# PROBLEM TO SOLVE
Reproduce the data below verbatim from the line containing "Serialize everything readable" through its final line, and produce nothing more.

** begin INPUT MATERIAL **

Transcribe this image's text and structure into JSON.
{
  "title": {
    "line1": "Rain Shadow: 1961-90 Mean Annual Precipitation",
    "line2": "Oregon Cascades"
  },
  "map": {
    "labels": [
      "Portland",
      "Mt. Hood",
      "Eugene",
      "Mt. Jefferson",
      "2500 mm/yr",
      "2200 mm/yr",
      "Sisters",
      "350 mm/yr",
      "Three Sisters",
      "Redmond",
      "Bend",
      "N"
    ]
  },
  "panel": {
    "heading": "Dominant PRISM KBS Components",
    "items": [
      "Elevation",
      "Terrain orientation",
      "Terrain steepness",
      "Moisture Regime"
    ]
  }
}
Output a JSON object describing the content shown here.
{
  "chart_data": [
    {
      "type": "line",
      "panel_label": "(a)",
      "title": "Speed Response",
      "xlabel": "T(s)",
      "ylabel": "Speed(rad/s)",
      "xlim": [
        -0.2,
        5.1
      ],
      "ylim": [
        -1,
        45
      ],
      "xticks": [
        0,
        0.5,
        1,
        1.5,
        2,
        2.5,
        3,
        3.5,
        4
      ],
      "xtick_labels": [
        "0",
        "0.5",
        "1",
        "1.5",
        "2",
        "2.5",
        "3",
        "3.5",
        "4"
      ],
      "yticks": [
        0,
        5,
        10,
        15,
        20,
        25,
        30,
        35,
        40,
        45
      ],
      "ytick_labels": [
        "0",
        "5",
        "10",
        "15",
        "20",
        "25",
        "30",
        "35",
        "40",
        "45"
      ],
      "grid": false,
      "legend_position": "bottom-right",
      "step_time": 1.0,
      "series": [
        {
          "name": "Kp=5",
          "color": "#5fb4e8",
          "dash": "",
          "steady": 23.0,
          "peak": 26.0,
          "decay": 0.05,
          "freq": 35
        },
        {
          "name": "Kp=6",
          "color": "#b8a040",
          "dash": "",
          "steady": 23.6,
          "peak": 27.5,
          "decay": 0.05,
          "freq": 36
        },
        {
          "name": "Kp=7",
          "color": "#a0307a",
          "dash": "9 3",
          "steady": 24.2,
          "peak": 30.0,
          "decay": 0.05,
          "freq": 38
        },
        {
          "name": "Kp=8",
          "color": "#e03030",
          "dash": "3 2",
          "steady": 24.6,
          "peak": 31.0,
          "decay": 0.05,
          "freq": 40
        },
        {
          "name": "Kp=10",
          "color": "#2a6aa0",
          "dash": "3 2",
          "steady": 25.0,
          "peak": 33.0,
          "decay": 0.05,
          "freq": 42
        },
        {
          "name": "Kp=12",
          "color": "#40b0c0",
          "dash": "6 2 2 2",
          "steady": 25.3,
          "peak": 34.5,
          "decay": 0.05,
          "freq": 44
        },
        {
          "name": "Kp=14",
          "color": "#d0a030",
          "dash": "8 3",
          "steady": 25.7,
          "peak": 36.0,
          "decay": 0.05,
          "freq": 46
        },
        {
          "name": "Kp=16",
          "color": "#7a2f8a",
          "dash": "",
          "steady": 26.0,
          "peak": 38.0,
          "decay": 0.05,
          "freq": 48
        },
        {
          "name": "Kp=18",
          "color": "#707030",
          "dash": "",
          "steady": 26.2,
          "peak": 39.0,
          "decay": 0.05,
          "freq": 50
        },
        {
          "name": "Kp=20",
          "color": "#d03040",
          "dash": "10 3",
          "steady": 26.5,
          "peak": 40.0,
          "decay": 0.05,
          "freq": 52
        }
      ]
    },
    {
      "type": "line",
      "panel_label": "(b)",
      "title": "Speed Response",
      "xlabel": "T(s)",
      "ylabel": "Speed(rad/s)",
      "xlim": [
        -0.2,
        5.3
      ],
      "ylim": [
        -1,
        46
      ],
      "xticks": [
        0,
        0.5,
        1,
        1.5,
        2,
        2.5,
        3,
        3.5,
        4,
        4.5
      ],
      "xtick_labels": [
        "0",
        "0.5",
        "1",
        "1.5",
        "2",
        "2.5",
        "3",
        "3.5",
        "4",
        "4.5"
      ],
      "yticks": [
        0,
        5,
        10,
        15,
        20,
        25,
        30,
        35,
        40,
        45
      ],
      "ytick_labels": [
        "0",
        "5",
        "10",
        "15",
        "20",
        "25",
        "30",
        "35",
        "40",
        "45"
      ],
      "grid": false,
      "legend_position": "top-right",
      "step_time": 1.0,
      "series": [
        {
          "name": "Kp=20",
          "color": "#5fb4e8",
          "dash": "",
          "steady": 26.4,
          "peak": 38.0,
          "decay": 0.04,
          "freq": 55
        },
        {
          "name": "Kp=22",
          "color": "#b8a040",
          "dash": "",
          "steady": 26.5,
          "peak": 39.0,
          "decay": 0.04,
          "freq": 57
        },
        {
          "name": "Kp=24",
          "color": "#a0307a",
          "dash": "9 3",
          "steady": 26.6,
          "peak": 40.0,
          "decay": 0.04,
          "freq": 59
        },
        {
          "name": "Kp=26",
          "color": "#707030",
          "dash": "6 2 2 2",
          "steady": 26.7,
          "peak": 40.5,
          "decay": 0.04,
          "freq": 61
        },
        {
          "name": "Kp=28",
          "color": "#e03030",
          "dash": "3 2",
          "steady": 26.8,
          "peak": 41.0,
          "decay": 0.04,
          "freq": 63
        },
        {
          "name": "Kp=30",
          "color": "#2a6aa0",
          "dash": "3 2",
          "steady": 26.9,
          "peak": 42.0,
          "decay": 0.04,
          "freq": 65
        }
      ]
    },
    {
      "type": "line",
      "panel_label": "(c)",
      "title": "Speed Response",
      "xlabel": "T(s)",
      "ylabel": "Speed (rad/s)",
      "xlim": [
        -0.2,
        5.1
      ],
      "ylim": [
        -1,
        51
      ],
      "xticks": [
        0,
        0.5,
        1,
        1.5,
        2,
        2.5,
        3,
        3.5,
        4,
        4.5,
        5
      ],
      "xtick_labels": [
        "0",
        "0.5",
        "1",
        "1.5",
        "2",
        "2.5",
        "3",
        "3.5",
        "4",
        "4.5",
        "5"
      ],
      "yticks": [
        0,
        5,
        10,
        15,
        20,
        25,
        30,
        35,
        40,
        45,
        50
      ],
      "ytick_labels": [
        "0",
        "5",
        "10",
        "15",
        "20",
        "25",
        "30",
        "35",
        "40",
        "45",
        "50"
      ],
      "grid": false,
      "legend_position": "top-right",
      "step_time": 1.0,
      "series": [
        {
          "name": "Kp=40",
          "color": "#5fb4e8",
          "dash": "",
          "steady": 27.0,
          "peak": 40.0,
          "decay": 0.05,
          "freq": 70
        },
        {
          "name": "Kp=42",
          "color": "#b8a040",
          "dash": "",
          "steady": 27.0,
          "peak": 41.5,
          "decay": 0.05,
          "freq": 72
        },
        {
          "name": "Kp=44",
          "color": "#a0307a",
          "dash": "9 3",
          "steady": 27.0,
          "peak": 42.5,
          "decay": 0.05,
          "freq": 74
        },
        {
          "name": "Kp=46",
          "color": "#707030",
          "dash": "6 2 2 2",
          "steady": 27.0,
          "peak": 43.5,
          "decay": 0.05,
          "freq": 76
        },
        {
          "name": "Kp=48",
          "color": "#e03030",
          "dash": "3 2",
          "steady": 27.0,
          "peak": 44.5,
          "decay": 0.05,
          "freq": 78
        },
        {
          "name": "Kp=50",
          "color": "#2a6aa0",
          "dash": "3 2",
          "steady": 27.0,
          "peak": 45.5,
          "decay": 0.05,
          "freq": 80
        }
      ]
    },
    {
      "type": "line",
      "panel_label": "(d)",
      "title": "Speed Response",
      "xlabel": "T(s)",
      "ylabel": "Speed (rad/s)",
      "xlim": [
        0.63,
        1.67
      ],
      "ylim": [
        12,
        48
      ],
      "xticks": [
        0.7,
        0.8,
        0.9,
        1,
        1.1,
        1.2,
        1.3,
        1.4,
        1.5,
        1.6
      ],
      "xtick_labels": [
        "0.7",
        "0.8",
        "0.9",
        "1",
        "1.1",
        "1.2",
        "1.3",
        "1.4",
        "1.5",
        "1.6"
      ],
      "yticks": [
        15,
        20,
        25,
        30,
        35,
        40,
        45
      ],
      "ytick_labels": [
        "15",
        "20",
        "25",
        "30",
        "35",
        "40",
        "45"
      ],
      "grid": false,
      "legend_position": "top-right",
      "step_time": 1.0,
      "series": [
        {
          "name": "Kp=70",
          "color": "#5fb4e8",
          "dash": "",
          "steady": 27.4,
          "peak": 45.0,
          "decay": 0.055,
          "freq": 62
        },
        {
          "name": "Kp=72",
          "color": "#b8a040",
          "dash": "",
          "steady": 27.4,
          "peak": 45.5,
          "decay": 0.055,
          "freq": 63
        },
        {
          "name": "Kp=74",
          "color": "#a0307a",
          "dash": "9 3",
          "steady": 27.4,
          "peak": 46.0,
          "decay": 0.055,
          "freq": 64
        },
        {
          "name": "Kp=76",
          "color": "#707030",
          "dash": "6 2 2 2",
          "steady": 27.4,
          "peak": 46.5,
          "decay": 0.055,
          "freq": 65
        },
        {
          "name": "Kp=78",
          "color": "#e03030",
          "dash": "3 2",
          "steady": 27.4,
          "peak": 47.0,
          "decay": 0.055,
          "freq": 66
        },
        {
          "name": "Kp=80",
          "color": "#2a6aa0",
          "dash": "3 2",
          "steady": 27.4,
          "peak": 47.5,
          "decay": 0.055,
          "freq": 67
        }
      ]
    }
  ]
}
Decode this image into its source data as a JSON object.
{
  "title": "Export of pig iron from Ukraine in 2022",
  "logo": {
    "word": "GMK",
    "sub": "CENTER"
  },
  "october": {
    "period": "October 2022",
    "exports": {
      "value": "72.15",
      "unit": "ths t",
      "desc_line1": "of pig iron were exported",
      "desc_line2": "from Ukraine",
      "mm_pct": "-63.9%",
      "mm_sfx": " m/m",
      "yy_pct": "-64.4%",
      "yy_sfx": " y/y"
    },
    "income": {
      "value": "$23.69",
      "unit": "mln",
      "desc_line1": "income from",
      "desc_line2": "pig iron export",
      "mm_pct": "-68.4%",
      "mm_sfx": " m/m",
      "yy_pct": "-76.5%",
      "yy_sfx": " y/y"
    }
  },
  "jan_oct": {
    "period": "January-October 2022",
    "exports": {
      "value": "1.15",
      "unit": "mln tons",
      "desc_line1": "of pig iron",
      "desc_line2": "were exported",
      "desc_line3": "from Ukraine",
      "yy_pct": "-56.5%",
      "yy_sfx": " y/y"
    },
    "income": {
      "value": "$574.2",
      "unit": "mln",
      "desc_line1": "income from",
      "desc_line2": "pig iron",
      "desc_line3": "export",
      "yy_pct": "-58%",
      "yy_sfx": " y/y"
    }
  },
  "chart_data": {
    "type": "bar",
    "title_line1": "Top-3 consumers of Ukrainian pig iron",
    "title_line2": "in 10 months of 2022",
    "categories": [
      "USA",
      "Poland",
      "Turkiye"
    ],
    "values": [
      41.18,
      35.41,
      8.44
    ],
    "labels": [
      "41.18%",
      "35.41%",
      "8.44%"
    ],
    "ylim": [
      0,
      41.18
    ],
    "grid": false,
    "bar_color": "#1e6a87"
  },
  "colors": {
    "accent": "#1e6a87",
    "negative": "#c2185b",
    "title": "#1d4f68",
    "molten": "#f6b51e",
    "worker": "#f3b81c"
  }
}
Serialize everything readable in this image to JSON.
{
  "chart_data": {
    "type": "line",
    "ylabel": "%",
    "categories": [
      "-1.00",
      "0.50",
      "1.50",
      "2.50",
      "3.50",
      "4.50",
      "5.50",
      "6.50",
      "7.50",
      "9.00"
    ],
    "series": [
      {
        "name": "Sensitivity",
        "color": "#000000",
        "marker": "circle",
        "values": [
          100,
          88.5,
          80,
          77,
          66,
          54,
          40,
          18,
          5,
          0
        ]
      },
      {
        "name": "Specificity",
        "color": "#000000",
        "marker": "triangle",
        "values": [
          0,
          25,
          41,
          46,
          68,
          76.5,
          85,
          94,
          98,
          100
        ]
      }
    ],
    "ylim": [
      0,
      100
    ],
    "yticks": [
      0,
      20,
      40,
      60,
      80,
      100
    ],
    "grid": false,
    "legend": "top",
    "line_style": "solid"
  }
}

** end INPUT MATERIAL **

# WRITTEN REPLY
Serialize everything readable in this image to JSON.
{
  "chart_data": {
    "type": "line",
    "ylabel": "%",
    "categories": [
      "-1.00",
      "0.50",
      "1.50",
      "2.50",
      "3.50",
      "4.50",
      "5.50",
      "6.50",
      "7.50",
      "9.00"
    ],
    "series": [
      {
        "name": "Sensitivity",
        "color": "#000000",
        "marker": "circle",
        "values": [
          100,
          88.5,
          80,
          77,
          66,
          54,
          40,
          18,
          5,
          0
        ]
      },
      {
        "name": "Specificity",
        "color": "#000000",
        "marker": "triangle",
        "values": [
          0,
          25,
          41,
          46,
          68,
          76.5,
          85,
          94,
          98,
          100
        ]
      }
    ],
    "ylim": [
      0,
      100
    ],
    "yticks": [
      0,
      20,
      40,
      60,
      80,
      100
    ],
    "grid": false,
    "legend": "top",
    "line_style": "solid"
  }
}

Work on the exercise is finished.